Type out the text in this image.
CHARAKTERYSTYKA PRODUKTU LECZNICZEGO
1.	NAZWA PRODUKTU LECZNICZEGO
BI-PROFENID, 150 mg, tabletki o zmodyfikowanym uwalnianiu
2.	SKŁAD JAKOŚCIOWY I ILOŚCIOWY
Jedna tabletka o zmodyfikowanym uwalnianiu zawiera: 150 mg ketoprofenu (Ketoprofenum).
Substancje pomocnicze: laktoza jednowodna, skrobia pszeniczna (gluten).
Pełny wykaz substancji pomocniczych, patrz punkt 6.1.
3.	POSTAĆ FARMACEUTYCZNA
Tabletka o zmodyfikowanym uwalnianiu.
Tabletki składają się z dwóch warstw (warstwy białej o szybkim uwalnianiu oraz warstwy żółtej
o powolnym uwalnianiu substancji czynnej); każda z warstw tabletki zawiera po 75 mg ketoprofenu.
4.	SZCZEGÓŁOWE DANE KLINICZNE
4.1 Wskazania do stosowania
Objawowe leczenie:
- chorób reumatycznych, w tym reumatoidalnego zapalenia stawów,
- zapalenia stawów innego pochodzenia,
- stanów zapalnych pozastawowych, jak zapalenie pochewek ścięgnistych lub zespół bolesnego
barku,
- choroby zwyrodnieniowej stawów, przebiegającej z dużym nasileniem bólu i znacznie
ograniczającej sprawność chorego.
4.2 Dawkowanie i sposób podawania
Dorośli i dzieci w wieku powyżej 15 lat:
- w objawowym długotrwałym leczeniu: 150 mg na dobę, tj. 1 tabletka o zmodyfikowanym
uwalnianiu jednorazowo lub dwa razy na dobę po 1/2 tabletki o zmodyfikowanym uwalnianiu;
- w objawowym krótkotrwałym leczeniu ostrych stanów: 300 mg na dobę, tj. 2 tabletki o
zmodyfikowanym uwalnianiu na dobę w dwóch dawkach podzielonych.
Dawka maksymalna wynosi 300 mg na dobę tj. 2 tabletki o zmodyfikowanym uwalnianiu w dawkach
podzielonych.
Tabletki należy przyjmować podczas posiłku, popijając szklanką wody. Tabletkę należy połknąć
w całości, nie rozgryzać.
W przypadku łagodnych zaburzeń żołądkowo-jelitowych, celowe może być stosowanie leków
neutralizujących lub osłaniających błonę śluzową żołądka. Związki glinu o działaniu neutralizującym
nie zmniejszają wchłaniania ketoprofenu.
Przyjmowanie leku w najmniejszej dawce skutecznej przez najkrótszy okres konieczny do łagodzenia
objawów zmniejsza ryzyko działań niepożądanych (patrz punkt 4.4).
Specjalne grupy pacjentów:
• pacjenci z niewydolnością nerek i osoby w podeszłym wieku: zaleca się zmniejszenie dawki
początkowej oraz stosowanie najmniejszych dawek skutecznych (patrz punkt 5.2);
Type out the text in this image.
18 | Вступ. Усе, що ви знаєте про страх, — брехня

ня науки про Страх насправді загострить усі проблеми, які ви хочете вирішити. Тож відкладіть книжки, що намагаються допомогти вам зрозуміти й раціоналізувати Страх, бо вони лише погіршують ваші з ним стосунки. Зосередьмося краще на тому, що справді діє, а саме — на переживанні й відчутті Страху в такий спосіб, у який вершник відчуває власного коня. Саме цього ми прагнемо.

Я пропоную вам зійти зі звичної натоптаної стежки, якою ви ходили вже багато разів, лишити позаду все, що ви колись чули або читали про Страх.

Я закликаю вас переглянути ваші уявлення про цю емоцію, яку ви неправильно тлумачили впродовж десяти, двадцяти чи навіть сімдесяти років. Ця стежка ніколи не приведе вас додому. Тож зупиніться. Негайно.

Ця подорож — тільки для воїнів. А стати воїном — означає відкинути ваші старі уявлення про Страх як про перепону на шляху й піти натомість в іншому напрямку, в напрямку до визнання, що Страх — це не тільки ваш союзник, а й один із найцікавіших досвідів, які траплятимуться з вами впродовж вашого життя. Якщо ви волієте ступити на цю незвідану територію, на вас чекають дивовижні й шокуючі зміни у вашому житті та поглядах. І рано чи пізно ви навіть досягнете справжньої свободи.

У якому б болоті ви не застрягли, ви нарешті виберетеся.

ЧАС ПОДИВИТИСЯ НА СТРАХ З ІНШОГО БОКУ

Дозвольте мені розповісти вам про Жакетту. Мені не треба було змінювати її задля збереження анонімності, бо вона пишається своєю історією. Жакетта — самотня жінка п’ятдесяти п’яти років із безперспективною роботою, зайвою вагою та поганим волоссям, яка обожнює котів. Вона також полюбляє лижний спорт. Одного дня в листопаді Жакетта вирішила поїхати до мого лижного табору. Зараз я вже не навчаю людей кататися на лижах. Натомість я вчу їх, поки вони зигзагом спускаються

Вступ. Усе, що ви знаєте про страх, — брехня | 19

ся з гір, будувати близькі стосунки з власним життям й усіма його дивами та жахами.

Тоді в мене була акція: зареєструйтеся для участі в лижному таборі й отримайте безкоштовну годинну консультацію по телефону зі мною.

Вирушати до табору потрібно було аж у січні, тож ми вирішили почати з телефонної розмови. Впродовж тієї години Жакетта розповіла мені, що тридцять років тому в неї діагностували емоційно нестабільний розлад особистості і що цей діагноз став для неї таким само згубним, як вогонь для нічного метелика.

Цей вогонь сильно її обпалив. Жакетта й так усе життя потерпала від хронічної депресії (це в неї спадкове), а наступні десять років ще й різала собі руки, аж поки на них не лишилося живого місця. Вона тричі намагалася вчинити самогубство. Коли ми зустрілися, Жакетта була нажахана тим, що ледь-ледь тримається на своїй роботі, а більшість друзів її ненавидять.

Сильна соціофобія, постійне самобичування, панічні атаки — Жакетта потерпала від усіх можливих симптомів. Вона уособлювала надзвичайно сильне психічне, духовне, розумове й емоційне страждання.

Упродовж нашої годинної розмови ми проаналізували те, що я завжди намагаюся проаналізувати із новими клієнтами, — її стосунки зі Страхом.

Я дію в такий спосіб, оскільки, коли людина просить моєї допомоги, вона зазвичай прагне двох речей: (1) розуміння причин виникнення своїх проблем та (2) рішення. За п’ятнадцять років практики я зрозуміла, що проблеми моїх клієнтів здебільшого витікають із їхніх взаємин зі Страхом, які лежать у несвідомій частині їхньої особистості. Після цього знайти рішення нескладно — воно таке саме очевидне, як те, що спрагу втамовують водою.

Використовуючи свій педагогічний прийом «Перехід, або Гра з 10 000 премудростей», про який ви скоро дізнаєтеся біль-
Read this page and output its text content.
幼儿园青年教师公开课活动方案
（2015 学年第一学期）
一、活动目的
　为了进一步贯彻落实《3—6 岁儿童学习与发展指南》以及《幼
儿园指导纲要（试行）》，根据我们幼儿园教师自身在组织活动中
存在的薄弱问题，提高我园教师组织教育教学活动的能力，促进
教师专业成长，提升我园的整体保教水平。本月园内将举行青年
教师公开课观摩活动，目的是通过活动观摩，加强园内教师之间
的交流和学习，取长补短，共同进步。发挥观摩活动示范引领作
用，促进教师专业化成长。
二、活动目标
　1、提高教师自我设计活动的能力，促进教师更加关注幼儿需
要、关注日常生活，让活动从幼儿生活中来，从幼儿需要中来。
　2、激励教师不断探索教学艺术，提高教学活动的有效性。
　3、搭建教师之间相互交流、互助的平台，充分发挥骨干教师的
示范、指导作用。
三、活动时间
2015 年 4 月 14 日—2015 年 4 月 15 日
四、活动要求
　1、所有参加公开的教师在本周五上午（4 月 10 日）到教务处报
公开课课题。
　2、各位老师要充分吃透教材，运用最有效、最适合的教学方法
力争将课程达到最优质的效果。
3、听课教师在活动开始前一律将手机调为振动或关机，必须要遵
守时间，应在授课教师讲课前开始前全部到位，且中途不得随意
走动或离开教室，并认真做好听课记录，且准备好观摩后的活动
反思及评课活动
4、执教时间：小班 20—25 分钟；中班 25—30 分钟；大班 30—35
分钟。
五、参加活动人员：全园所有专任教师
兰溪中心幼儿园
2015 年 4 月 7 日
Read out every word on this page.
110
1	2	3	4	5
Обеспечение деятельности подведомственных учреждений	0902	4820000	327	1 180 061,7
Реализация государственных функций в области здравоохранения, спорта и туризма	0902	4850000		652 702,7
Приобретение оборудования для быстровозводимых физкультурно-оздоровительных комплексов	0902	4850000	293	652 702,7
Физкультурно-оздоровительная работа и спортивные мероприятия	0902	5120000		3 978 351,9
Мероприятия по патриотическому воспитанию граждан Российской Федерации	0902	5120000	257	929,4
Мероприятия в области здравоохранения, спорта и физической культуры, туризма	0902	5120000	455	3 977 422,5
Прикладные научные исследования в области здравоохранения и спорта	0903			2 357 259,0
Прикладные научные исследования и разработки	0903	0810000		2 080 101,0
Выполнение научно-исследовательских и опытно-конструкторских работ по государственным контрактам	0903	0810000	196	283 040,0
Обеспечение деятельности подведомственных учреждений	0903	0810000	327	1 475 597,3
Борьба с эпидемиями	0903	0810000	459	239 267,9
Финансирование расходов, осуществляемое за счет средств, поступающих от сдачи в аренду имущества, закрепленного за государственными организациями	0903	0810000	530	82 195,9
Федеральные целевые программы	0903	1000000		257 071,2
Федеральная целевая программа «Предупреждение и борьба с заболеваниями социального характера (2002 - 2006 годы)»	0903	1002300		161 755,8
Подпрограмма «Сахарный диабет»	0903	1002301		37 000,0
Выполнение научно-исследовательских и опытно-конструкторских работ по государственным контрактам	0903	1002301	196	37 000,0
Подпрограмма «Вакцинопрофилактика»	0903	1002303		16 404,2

__GIVEN REQUEST__. List every line above that holds the word "контрактам".

__FINISHED TASK__.
Выполнение научно-исследовательских и опытно-конструкторских работ по государственным контрактам	0903	0810000	196	283 040,0
Выполнение научно-исследовательских и опытно-конструкторских работ по государственным контрактам	0903	1002301	196	37 000,0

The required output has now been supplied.